* **Task item**
Show every line in the material below in which the string "BGPY" appears.

* **Data**
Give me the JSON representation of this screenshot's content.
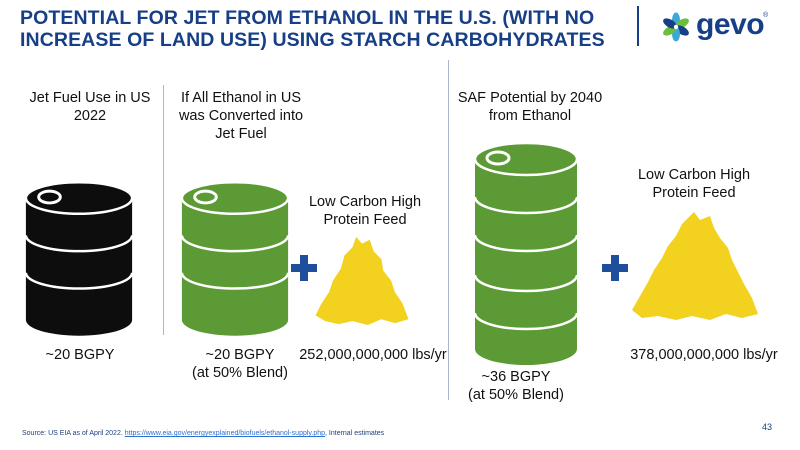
{
  "title": {
    "line1": "POTENTIAL FOR JET FROM ETHANOL IN THE U.S. (WITH NO",
    "line2": "INCREASE OF LAND USE) USING STARCH CARBOHYDRATES"
  },
  "logo": {
    "text": "gevo",
    "icon": "gevo-leaf-logo-icon",
    "brand_color": "#173f87"
  },
  "columns": {
    "jet_fuel": {
      "header_line1": "Jet Fuel Use in US",
      "header_line2": "2022",
      "value": "~20 BGPY",
      "barrel_icon": "black-barrel-icon",
      "color": "#0d0d0d"
    },
    "ethanol_converted": {
      "header_line1": "If All Ethanol in US",
      "header_line2": "was Converted into",
      "header_line3": "Jet Fuel",
      "value_line1": "~20 BGPY",
      "value_line2": "(at 50% Blend)",
      "barrel_icon": "green-barrel-icon",
      "color": "#5b9a35",
      "plus_icon": "plus-icon",
      "feed_line1": "Low Carbon High",
      "feed_line2": "Protein Feed",
      "feed_icon": "protein-feed-pile-icon",
      "feed_value": "252,000,000,000 lbs/yr"
    },
    "saf_2040": {
      "header_line1": "SAF Potential by 2040",
      "header_line2": "from Ethanol",
      "value_line1": "~36 BGPY",
      "value_line2": "(at 50% Blend)",
      "barrel_icon": "large-green-barrel-icon",
      "plus_icon": "plus-icon",
      "feed_line1": "Low Carbon High",
      "feed_line2": "Protein Feed",
      "feed_icon": "protein-feed-pile-icon",
      "feed_value": "378,000,000,000 lbs/yr"
    }
  },
  "colors": {
    "plus": "#1f4f9c",
    "feed": "#f2d21f",
    "title": "#173f87"
  },
  "footer": {
    "prefix": "Source:  US EIA as of April 2022. ",
    "link": "https://www.eia.gov/energyexplained/biofuels/ethanol-supply.php",
    "suffix": ", Internal estimates"
  },
  "page_number": "43"
}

* **Your solution**
      "value": "~20 BGPY",
      "value_line1": "~20 BGPY",
      "value_line1": "~36 BGPY",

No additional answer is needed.